## Begin Given records

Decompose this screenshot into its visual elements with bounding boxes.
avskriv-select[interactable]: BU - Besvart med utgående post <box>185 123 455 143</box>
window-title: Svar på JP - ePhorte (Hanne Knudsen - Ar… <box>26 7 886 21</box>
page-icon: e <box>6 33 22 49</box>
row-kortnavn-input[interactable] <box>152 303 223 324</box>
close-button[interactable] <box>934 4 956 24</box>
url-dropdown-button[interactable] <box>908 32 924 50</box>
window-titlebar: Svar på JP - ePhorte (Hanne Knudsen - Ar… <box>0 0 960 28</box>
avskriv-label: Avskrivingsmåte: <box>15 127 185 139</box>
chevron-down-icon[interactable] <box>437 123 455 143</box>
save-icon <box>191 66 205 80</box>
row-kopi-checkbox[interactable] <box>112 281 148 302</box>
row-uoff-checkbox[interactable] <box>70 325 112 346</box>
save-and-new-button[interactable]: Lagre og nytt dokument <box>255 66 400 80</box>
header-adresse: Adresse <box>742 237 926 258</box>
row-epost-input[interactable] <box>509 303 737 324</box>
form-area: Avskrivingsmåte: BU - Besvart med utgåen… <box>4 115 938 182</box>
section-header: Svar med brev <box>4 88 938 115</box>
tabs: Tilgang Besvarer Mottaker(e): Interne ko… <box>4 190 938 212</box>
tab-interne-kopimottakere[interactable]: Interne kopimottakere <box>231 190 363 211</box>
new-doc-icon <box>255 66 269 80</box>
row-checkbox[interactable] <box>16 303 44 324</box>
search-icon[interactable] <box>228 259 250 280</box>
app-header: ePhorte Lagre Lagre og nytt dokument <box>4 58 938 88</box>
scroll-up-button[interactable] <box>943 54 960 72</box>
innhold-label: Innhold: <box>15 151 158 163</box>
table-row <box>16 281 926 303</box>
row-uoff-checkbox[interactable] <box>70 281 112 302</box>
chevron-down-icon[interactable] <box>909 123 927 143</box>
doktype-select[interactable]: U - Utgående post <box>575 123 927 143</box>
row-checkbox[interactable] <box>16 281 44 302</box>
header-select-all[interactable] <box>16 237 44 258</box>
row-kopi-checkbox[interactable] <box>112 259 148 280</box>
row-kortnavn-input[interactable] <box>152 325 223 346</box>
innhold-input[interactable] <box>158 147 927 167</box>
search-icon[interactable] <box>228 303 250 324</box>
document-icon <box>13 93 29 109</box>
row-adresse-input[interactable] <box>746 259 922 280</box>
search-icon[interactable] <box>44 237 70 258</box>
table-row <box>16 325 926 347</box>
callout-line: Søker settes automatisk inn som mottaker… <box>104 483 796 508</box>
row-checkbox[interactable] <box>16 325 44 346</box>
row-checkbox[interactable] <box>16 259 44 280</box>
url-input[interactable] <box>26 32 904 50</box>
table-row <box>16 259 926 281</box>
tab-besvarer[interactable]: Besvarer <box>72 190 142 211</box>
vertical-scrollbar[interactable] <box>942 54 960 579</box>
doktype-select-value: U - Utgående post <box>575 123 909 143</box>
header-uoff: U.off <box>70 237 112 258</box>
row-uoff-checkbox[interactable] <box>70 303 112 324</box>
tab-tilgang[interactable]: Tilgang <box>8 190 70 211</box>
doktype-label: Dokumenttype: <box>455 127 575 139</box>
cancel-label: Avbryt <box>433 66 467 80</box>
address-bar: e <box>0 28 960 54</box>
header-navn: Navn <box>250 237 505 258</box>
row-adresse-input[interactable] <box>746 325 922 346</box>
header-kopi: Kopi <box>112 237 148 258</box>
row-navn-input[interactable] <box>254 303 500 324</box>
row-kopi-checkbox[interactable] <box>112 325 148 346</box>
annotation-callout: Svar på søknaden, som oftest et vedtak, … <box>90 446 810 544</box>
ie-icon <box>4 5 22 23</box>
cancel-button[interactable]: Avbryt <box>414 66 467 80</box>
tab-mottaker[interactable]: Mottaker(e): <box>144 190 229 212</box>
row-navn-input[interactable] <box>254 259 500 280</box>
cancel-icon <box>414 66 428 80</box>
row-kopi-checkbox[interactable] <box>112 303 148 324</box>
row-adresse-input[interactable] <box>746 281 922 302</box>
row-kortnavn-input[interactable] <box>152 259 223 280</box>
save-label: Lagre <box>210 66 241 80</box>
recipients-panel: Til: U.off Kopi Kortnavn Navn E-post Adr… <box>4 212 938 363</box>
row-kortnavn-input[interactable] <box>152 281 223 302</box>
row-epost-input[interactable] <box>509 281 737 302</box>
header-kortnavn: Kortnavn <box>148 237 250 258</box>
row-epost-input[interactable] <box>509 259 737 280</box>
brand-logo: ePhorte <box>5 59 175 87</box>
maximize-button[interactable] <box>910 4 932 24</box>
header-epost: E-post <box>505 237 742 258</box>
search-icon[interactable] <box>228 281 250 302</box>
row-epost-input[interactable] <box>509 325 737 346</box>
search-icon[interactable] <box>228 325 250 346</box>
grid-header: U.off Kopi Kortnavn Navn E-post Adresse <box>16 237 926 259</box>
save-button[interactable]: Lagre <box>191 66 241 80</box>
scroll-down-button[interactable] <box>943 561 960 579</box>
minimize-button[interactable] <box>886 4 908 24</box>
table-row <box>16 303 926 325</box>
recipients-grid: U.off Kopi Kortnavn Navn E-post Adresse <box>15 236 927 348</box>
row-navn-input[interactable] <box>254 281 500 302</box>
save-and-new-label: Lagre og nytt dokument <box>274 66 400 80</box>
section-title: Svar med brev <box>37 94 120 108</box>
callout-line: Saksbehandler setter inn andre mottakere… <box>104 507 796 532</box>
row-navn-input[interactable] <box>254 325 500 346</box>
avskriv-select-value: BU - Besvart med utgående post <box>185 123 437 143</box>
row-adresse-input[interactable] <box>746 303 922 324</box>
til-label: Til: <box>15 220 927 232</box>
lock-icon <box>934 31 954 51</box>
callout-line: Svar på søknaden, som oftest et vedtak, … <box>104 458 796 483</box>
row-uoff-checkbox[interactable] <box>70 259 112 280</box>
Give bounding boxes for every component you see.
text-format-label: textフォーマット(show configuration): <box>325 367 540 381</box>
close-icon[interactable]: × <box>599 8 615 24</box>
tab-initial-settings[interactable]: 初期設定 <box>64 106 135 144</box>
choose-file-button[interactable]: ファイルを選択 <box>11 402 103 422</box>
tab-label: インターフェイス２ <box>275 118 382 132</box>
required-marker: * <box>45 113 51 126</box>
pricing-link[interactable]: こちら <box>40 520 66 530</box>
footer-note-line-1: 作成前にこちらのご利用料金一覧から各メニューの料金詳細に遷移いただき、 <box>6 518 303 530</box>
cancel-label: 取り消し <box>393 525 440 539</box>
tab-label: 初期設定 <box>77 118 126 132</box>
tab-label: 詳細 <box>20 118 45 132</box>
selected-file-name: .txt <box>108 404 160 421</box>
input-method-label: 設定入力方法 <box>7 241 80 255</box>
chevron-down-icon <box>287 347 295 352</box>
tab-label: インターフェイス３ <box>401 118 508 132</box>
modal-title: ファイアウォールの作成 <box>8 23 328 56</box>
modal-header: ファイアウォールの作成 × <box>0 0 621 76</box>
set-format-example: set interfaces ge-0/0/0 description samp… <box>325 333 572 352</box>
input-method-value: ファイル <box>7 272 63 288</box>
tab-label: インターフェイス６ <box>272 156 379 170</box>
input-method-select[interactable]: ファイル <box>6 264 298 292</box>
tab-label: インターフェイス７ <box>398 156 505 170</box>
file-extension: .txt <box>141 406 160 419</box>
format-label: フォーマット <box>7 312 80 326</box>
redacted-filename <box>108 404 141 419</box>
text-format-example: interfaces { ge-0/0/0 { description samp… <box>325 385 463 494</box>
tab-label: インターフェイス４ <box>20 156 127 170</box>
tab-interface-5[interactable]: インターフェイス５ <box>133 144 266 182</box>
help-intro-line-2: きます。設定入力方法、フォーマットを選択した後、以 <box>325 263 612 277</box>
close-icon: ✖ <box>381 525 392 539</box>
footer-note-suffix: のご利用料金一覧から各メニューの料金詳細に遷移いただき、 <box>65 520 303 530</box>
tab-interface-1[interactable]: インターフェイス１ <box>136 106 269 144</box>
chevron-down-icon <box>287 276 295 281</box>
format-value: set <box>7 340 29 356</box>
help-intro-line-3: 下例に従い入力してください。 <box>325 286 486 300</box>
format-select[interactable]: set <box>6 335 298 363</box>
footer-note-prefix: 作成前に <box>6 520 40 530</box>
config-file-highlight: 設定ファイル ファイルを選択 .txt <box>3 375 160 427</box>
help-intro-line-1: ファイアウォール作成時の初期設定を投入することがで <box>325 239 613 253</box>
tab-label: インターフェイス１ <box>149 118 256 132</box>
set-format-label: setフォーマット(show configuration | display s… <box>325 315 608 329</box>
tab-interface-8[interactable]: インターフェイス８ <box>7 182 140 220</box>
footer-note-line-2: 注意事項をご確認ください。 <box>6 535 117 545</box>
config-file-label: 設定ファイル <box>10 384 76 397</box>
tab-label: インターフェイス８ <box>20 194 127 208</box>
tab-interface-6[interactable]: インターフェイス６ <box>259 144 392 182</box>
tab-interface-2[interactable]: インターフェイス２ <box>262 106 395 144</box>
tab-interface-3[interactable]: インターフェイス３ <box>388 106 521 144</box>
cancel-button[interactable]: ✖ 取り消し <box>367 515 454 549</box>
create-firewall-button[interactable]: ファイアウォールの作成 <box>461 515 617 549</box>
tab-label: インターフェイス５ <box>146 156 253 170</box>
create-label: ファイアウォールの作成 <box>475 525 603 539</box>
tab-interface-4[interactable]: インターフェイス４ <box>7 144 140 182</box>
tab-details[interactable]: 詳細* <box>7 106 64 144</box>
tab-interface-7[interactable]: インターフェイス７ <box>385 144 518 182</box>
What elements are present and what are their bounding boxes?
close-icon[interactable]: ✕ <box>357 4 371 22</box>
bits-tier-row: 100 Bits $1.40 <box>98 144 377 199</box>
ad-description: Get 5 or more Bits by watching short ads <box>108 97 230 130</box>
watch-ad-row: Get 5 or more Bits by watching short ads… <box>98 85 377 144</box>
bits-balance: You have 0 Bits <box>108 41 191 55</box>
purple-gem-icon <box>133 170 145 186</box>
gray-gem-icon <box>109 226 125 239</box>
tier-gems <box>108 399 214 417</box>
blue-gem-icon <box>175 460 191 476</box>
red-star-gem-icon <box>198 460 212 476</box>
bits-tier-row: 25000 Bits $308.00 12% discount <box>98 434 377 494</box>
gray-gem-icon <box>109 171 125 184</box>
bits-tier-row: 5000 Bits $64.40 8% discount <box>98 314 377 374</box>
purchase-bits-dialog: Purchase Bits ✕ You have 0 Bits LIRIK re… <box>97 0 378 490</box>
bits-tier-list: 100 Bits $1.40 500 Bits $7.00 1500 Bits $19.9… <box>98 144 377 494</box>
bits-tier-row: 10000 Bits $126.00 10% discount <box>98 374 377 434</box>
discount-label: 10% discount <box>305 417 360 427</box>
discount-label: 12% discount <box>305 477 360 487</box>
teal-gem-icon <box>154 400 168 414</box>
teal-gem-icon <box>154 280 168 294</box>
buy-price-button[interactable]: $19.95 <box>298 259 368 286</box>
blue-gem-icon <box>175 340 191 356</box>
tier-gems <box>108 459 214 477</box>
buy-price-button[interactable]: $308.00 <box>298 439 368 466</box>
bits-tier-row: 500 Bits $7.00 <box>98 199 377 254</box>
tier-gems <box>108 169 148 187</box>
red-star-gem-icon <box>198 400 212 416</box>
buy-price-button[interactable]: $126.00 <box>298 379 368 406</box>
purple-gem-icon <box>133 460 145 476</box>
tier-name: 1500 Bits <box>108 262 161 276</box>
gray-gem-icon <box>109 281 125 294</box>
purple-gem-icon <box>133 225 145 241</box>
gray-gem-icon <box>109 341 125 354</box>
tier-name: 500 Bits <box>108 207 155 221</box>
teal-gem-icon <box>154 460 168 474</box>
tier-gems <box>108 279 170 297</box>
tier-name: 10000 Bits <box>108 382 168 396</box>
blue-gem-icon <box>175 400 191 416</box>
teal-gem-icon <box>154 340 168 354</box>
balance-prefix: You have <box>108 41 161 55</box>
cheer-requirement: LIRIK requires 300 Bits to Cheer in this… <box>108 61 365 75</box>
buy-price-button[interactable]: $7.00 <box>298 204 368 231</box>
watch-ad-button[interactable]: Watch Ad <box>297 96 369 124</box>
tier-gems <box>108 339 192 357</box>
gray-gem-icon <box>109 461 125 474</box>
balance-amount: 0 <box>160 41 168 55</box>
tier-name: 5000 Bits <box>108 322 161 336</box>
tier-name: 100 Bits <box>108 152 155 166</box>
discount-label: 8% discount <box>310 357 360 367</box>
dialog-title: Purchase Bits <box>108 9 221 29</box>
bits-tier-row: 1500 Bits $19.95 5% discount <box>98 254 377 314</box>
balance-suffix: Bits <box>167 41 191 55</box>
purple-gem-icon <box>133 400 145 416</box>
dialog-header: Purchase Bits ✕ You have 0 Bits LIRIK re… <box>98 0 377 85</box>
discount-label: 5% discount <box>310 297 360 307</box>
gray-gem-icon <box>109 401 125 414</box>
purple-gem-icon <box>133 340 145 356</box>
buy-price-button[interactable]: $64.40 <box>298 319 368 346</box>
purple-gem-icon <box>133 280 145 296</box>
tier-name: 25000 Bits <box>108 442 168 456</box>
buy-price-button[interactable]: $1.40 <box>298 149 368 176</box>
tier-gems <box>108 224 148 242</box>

## End Given records

Exercise prompt
Swap "save-icon" for "disk-icon" in the lines from the first line up to and including the line with "document-icon <box>13 93 29 109</box>". Give those lines again with everything else unchanged.

Problem solution
Decompose this screenshot into its visual elements with bounding boxes.
avskriv-select[interactable]: BU - Besvart med utgående post <box>185 123 455 143</box>
window-title: Svar på JP - ePhorte (Hanne Knudsen - Ar… <box>26 7 886 21</box>
page-icon: e <box>6 33 22 49</box>
row-kortnavn-input[interactable] <box>152 303 223 324</box>
close-button[interactable] <box>934 4 956 24</box>
url-dropdown-button[interactable] <box>908 32 924 50</box>
window-titlebar: Svar på JP - ePhorte (Hanne Knudsen - Ar… <box>0 0 960 28</box>
avskriv-label: Avskrivingsmåte: <box>15 127 185 139</box>
chevron-down-icon[interactable] <box>437 123 455 143</box>
disk-icon <box>191 66 205 80</box>
row-kopi-checkbox[interactable] <box>112 281 148 302</box>
row-uoff-checkbox[interactable] <box>70 325 112 346</box>
save-and-new-button[interactable]: Lagre og nytt dokument <box>255 66 400 80</box>
header-adresse: Adresse <box>742 237 926 258</box>
row-epost-input[interactable] <box>509 303 737 324</box>
form-area: Avskrivingsmåte: BU - Besvart med utgåen… <box>4 115 938 182</box>
section-header: Svar med brev <box>4 88 938 115</box>
tabs: Tilgang Besvarer Mottaker(e): Interne ko… <box>4 190 938 212</box>
tab-interne-kopimottakere[interactable]: Interne kopimottakere <box>231 190 363 211</box>
new-doc-icon <box>255 66 269 80</box>
row-checkbox[interactable] <box>16 303 44 324</box>
search-icon[interactable] <box>228 259 250 280</box>
app-header: ePhorte Lagre Lagre og nytt dokument <box>4 58 938 88</box>
scroll-up-button[interactable] <box>943 54 960 72</box>
innhold-label: Innhold: <box>15 151 158 163</box>
table-row <box>16 281 926 303</box>
row-uoff-checkbox[interactable] <box>70 281 112 302</box>
chevron-down-icon[interactable] <box>909 123 927 143</box>
doktype-select[interactable]: U - Utgående post <box>575 123 927 143</box>
row-checkbox[interactable] <box>16 281 44 302</box>
header-select-all[interactable] <box>16 237 44 258</box>
row-kopi-checkbox[interactable] <box>112 259 148 280</box>
row-kortnavn-input[interactable] <box>152 325 223 346</box>
innhold-input[interactable] <box>158 147 927 167</box>
search-icon[interactable] <box>228 303 250 324</box>
document-icon <box>13 93 29 109</box>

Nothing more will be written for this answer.